Labeled region entries
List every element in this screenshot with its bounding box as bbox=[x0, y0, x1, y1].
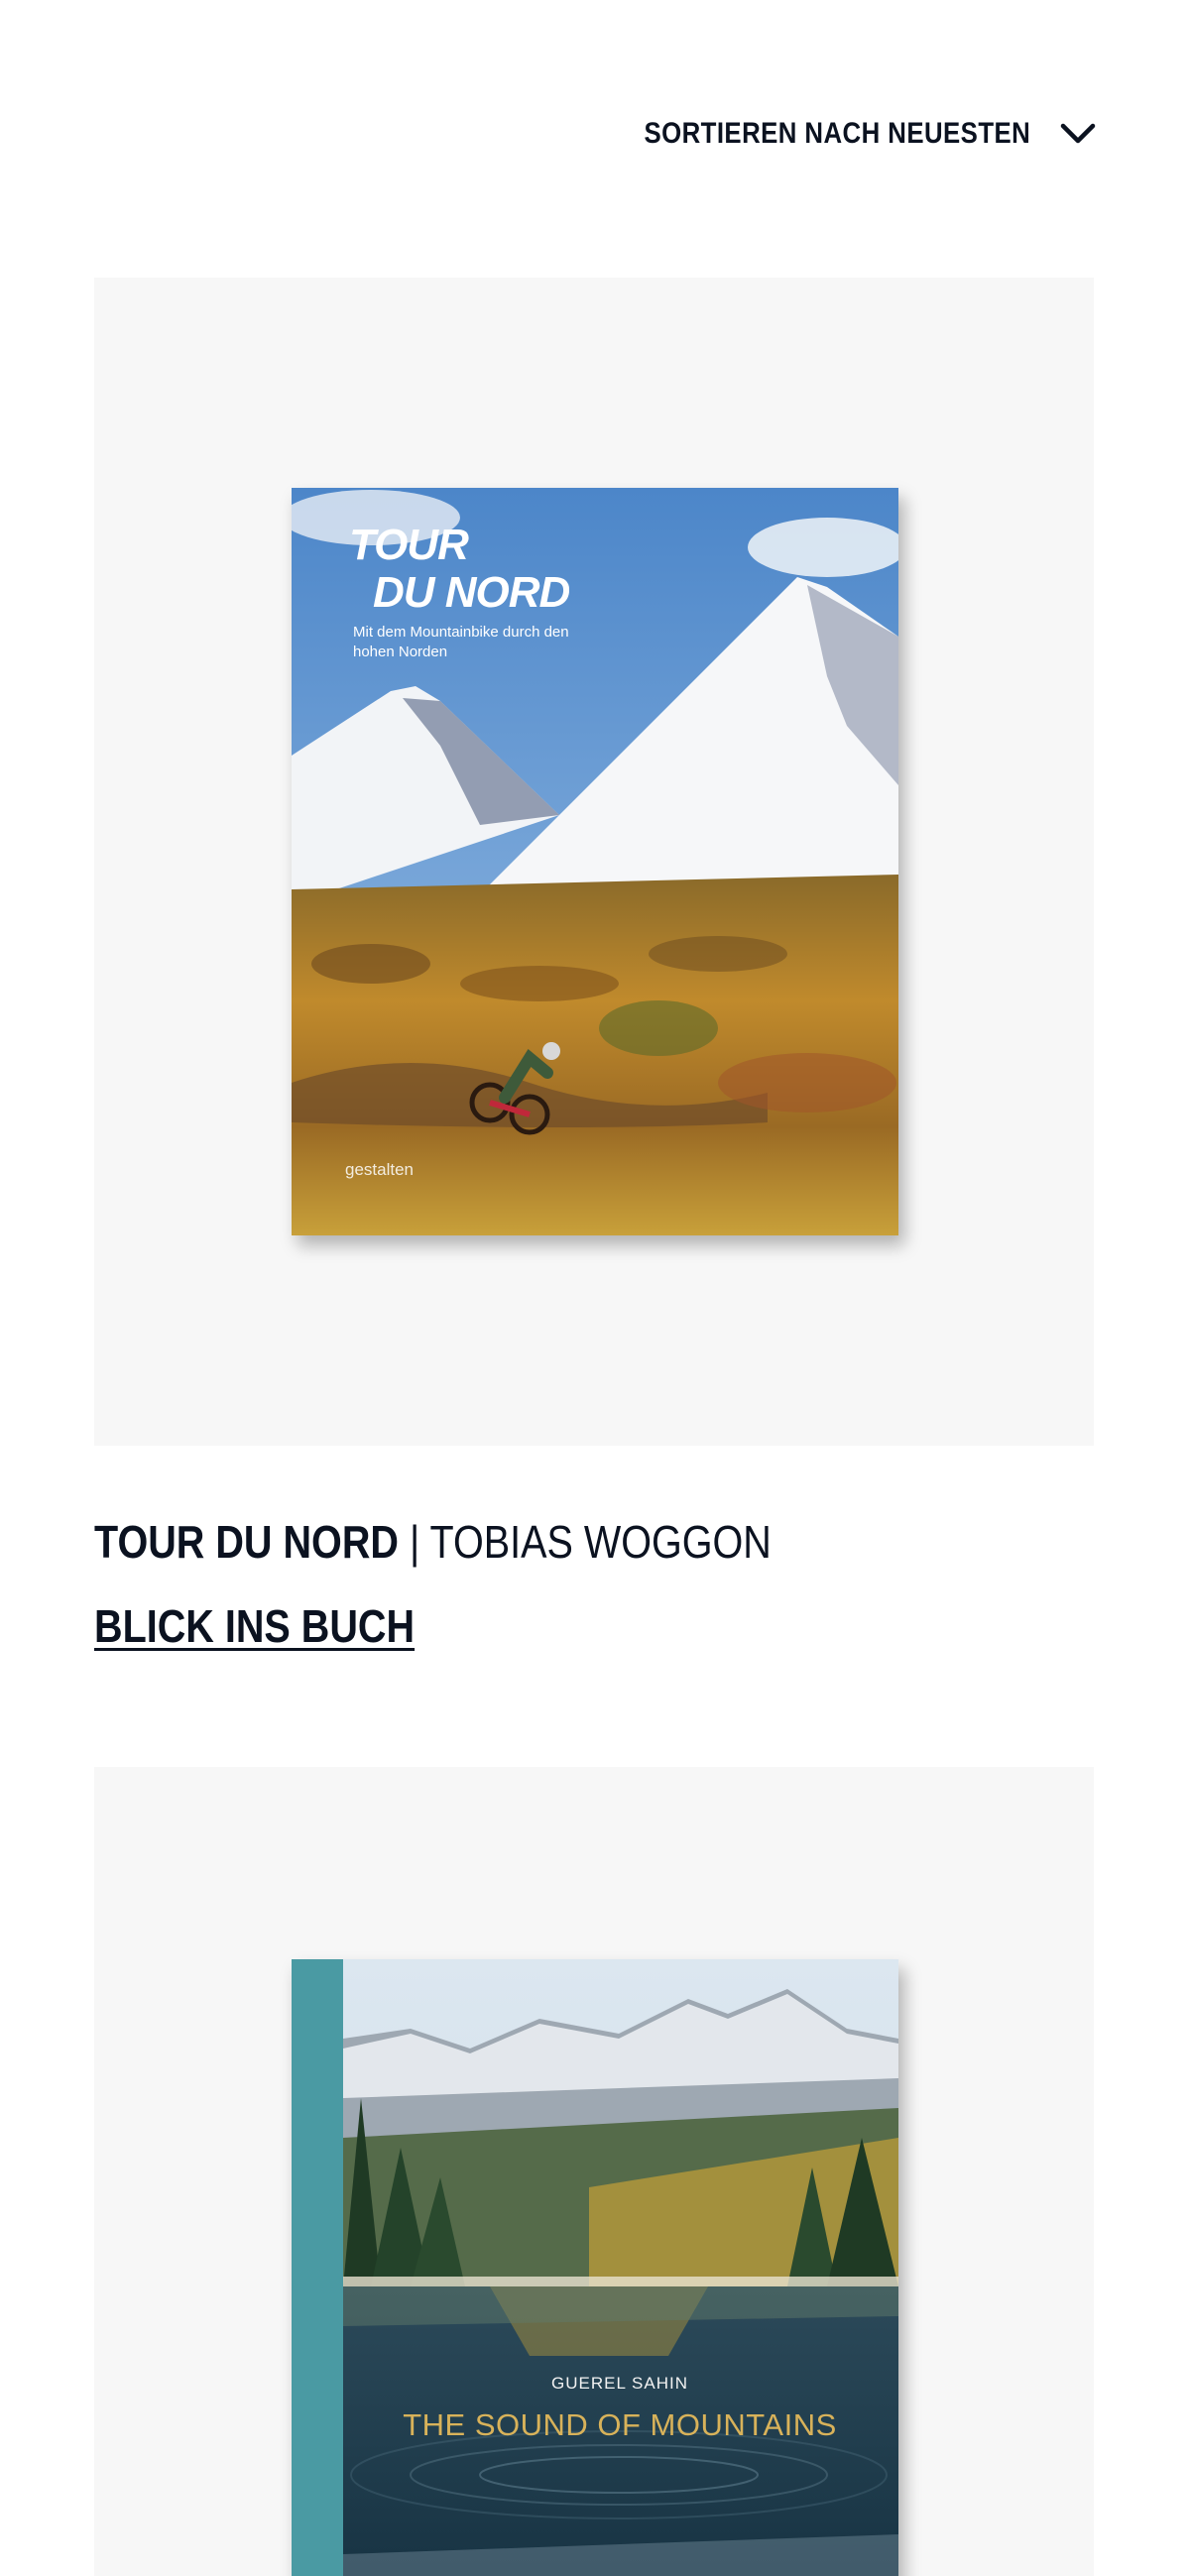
chevron-down-icon bbox=[1060, 123, 1096, 144]
cover-artwork bbox=[292, 1959, 898, 2576]
book-cover-tour-du-nord[interactable]: TOUR DU NORD Mit dem Mountainbike durch … bbox=[292, 488, 898, 1235]
book-title[interactable]: TOUR DU NORD | TOBIAS WOGGON bbox=[94, 1512, 772, 1572]
book-card-image[interactable]: TOUR DU NORD Mit dem Mountainbike durch … bbox=[94, 278, 1094, 1446]
book-card-image[interactable]: GUEREL SAHIN THE SOUND OF MOUNTAINS bbox=[94, 1767, 1094, 2576]
cover-author: GUEREL SAHIN bbox=[551, 2374, 688, 2393]
sort-label: SORTIEREN NACH NEUESTEN bbox=[644, 117, 1030, 150]
look-inside-link[interactable]: BLICK INS BUCH bbox=[94, 1596, 415, 1656]
book-author: TOBIAS WOGGON bbox=[429, 1516, 772, 1568]
book-cover-sound-of-mountains[interactable]: GUEREL SAHIN THE SOUND OF MOUNTAINS bbox=[292, 1959, 898, 2576]
title-separator: | bbox=[398, 1516, 430, 1568]
cover-title: THE SOUND OF MOUNTAINS bbox=[403, 2407, 837, 2442]
sort-dropdown[interactable]: SORTIEREN NACH NEUESTEN bbox=[581, 109, 1096, 159]
cover-publisher: gestalten bbox=[345, 1160, 414, 1179]
page: SORTIEREN NACH NEUESTEN TOUR DU NORD Mit… bbox=[0, 0, 1190, 2576]
cover-title: TOUR DU NORD bbox=[349, 521, 570, 617]
book-title-name: TOUR DU NORD bbox=[94, 1516, 399, 1568]
cover-subtitle: Mit dem Mountainbike durch den hohen Nor… bbox=[353, 624, 569, 660]
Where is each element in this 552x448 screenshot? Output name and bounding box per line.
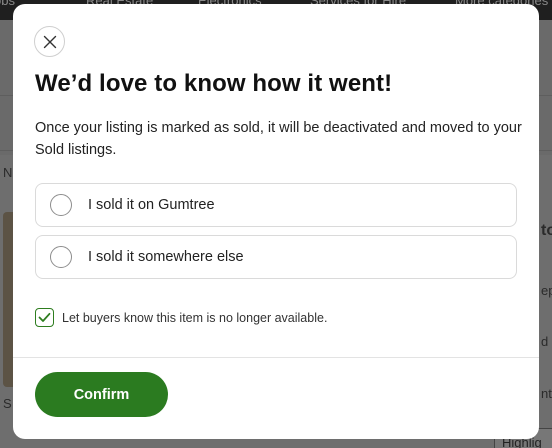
footer-divider (13, 357, 539, 358)
mark-as-sold-dialog: We’d love to know how it went! Once your… (13, 4, 539, 439)
close-button[interactable] (34, 26, 65, 57)
nav-item-jobs[interactable]: obs (0, 0, 15, 8)
background-text-fragment: nt (541, 386, 552, 401)
background-text-fragment: S (3, 396, 12, 411)
dialog-description: Once your listing is marked as sold, it … (35, 120, 522, 158)
background-text-fragment: N (3, 165, 13, 180)
option-sold-on-gumtree[interactable]: I sold it on Gumtree (35, 183, 517, 227)
confirm-button[interactable]: Confirm (35, 372, 168, 417)
option-label: I sold it somewhere else (88, 249, 244, 265)
background-text-fragment: ep (541, 283, 552, 298)
notify-buyers-row[interactable]: Let buyers know this item is no longer a… (35, 308, 327, 327)
notify-buyers-checkbox[interactable] (35, 308, 54, 327)
radio-button[interactable] (50, 194, 72, 216)
dialog-title: We’d love to know how it went! (35, 70, 393, 97)
option-sold-elsewhere[interactable]: I sold it somewhere else (35, 235, 517, 279)
background-text-fragment: to (541, 222, 552, 239)
background-text-fragment: d (541, 334, 549, 349)
close-icon (43, 35, 56, 48)
radio-button[interactable] (50, 246, 72, 268)
checkmark-icon (38, 312, 51, 322)
notify-buyers-label: Let buyers know this item is no longer a… (62, 310, 328, 325)
option-label: I sold it on Gumtree (88, 197, 215, 213)
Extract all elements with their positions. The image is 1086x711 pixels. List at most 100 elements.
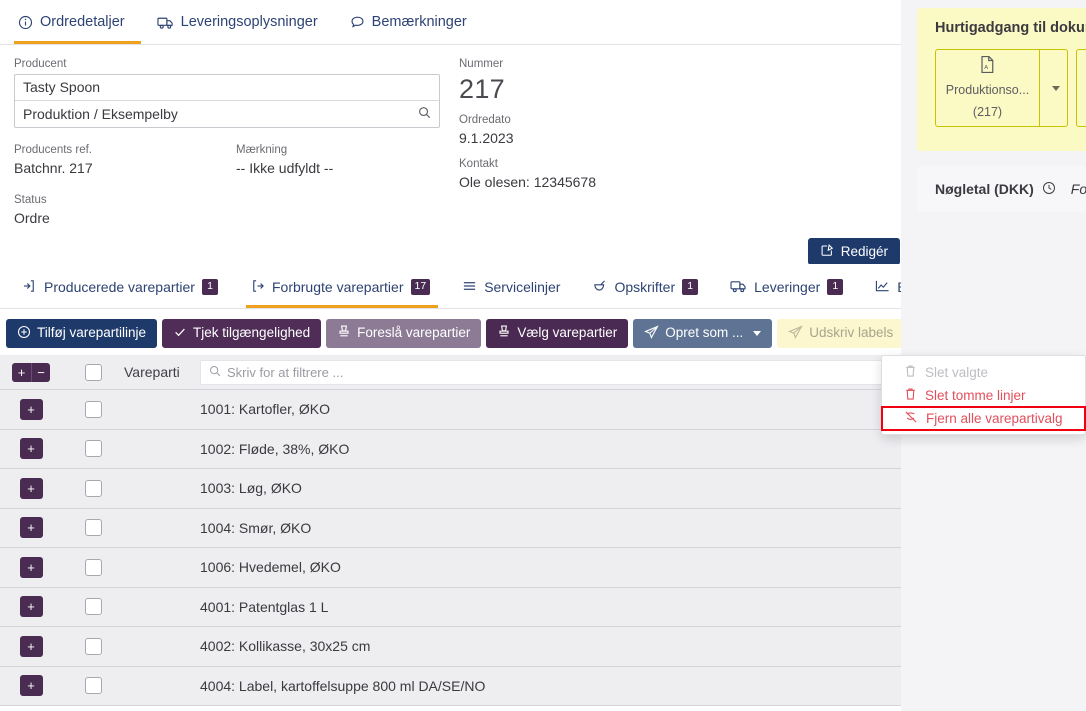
producents-ref-label: Producents ref. bbox=[14, 143, 236, 159]
sidebar-item-leveringer[interactable]: Leveringer 1 bbox=[726, 279, 851, 308]
row-expand-button[interactable]: + bbox=[20, 438, 43, 459]
kontakt-value: Ole olesen: 12345678 bbox=[459, 173, 759, 193]
row-checkbox[interactable] bbox=[85, 559, 102, 576]
row-select-cell bbox=[62, 559, 124, 576]
document-dropdown-toggle[interactable] bbox=[1039, 50, 1067, 126]
paper-plane-icon bbox=[644, 325, 659, 342]
select-batches-button[interactable]: Vælg varepartier bbox=[486, 319, 628, 348]
document-main[interactable] bbox=[1077, 50, 1086, 126]
order-tabs: Ordredetaljer Leveringsoplysninger bbox=[0, 0, 901, 45]
order-detail-page: Ordredetaljer Leveringsoplysninger bbox=[0, 0, 1086, 711]
row-select-cell bbox=[62, 677, 124, 694]
sidebar-item-servicelinjer[interactable]: Servicelinjer bbox=[458, 279, 568, 308]
row-expand-cell: + bbox=[0, 596, 62, 617]
row-expand-button[interactable]: + bbox=[20, 675, 43, 696]
trash-icon bbox=[904, 364, 917, 381]
tab-bemaerkninger[interactable]: Bemærkninger bbox=[346, 15, 483, 44]
truck-icon bbox=[730, 279, 747, 295]
producent-label: Producent bbox=[14, 57, 440, 73]
status-group: Status Ordre bbox=[14, 193, 901, 229]
button-label: Foreslå varepartier bbox=[357, 326, 470, 340]
edit-button[interactable]: Redigér bbox=[808, 238, 900, 265]
producent-input[interactable]: Tasty Spoon bbox=[15, 75, 439, 101]
row-expand-cell: + bbox=[0, 517, 62, 538]
row-checkbox[interactable] bbox=[85, 598, 102, 615]
quick-access-document-1[interactable]: A Produktionso... (217) bbox=[935, 49, 1068, 127]
kontakt-group: Kontakt Ole olesen: 12345678 bbox=[459, 157, 759, 193]
kontakt-label: Kontakt bbox=[459, 157, 759, 173]
expand-collapse-cell: + − bbox=[0, 363, 62, 382]
document-sublabel: (217) bbox=[973, 104, 1002, 121]
tab-badge: 17 bbox=[411, 279, 431, 295]
collapse-all-button[interactable]: − bbox=[31, 363, 50, 382]
document-main[interactable]: A Produktionso... (217) bbox=[936, 50, 1039, 126]
row-expand-button[interactable]: + bbox=[20, 478, 43, 499]
clock-icon bbox=[1042, 181, 1056, 198]
kpi-value: Forve bbox=[1071, 181, 1086, 197]
export-arrow-icon bbox=[250, 279, 265, 295]
button-label: Udskriv labels bbox=[809, 326, 893, 340]
row-expand-cell: + bbox=[0, 557, 62, 578]
tab-label: Forbrugte varepartier bbox=[272, 280, 404, 294]
row-checkbox[interactable] bbox=[85, 401, 102, 418]
row-select-cell bbox=[62, 638, 124, 655]
row-expand-cell: + bbox=[0, 399, 62, 420]
tab-ordredetaljer[interactable]: Ordredetaljer bbox=[14, 15, 141, 44]
row-expand-cell: + bbox=[0, 636, 62, 657]
create-as-split-button[interactable]: Opret som ... bbox=[633, 319, 772, 348]
row-select-cell bbox=[62, 519, 124, 536]
pdf-file-icon: A bbox=[979, 55, 996, 77]
check-icon bbox=[173, 325, 187, 342]
nummer-group: Nummer 217 bbox=[459, 57, 759, 105]
sidebar-item-forbrugte-varepartier[interactable]: Forbrugte varepartier 17 bbox=[246, 279, 438, 308]
producents-ref-group: Producents ref. Batchnr. 217 bbox=[14, 143, 236, 179]
print-labels-button[interactable]: Udskriv labels bbox=[777, 319, 904, 348]
quick-access-card: Hurtigadgang til dokumenter A Produktion… bbox=[917, 8, 1086, 151]
tab-label: Ordredetaljer bbox=[40, 15, 125, 30]
row-expand-cell: + bbox=[0, 675, 62, 696]
document-label: Produktionso... bbox=[946, 82, 1029, 99]
menu-item-slet-tomme-linjer[interactable]: Slet tomme linjer bbox=[882, 384, 1085, 407]
row-checkbox[interactable] bbox=[85, 677, 102, 694]
row-expand-button[interactable]: + bbox=[20, 596, 43, 617]
tab-badge: 1 bbox=[827, 279, 843, 295]
expand-collapse-group[interactable]: + − bbox=[12, 363, 50, 382]
add-batch-line-button[interactable]: Tilføj varepartilinje bbox=[6, 319, 157, 348]
status-label: Status bbox=[14, 193, 901, 209]
row-checkbox[interactable] bbox=[85, 440, 102, 457]
row-checkbox[interactable] bbox=[85, 519, 102, 536]
row-expand-button[interactable]: + bbox=[20, 636, 43, 657]
check-availability-button[interactable]: Tjek tilgængelighed bbox=[162, 319, 321, 348]
quick-access-documents: A Produktionso... (217) bbox=[935, 49, 1086, 127]
tab-leveringsoplysninger[interactable]: Leveringsoplysninger bbox=[153, 15, 334, 44]
expand-all-button[interactable]: + bbox=[12, 363, 31, 382]
row-checkbox[interactable] bbox=[85, 480, 102, 497]
menu-item-slet-valgte[interactable]: Slet valgte bbox=[882, 361, 1085, 384]
tab-label: Servicelinjer bbox=[484, 280, 560, 294]
mortar-icon bbox=[592, 279, 607, 295]
sidebar-item-producerede-varepartier[interactable]: Producerede varepartier 1 bbox=[18, 279, 226, 308]
create-as-button[interactable]: Opret som ... bbox=[633, 319, 772, 348]
edit-button-label: Redigér bbox=[841, 244, 888, 259]
svg-text:A: A bbox=[984, 65, 988, 71]
select-all-checkbox[interactable] bbox=[85, 364, 102, 381]
suggest-batches-button[interactable]: Foreslå varepartier bbox=[326, 319, 481, 348]
row-expand-button[interactable]: + bbox=[20, 517, 43, 538]
row-checkbox[interactable] bbox=[85, 638, 102, 655]
button-label: Tjek tilgængelighed bbox=[193, 326, 310, 340]
producent-location-input[interactable]: Produktion / Eksempelby bbox=[15, 101, 439, 127]
search-icon[interactable] bbox=[418, 106, 431, 122]
menu-item-fjern-alle-varepartivalg[interactable]: Fjern alle varepartivalg bbox=[882, 407, 1085, 430]
paper-plane-icon bbox=[788, 325, 803, 342]
status-value: Ordre bbox=[14, 209, 901, 229]
quick-access-title: Hurtigadgang til dokumenter bbox=[935, 20, 1086, 36]
row-select-cell bbox=[62, 401, 124, 418]
row-expand-button[interactable]: + bbox=[20, 557, 43, 578]
row-expand-button[interactable]: + bbox=[20, 399, 43, 420]
chart-line-icon bbox=[875, 279, 890, 295]
import-arrow-icon bbox=[22, 279, 37, 295]
kpi-title: Nøgletal (DKK) bbox=[935, 181, 1034, 197]
sidebar-item-opskrifter[interactable]: Opskrifter 1 bbox=[588, 279, 706, 308]
quick-access-document-2[interactable] bbox=[1076, 49, 1086, 127]
order-meta-column: Nummer 217 Ordredato 9.1.2023 Kontakt Ol… bbox=[459, 57, 759, 193]
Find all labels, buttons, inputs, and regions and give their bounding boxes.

What this task involves
Give the part of the material that opens with the line containing "chevron-down-icon bbox=[1060, 123, 1096, 144]" and closes with the line containing "book-card-image[interactable]: GUEREL SAHIN" as a JSON list of strings, one string per line, leaving out blank lines.

Finished task
[
  "chevron-down-icon bbox=[1060, 123, 1096, 144]",
  "cover-artwork bbox=[292, 1959, 898, 2576]",
  "book-cover-tour-du-nord[interactable]: TOUR DU NORD Mit dem Mountainbike durch … bbox=[292, 488, 898, 1235]",
  "book-title[interactable]: TOUR DU NORD | TOBIAS WOGGON bbox=[94, 1512, 772, 1572]",
  "book-card-image[interactable]: TOUR DU NORD Mit dem Mountainbike durch … bbox=[94, 278, 1094, 1446]",
  "book-card-image[interactable]: GUEREL SAHIN THE SOUND OF MOUNTAINS bbox=[94, 1767, 1094, 2576]"
]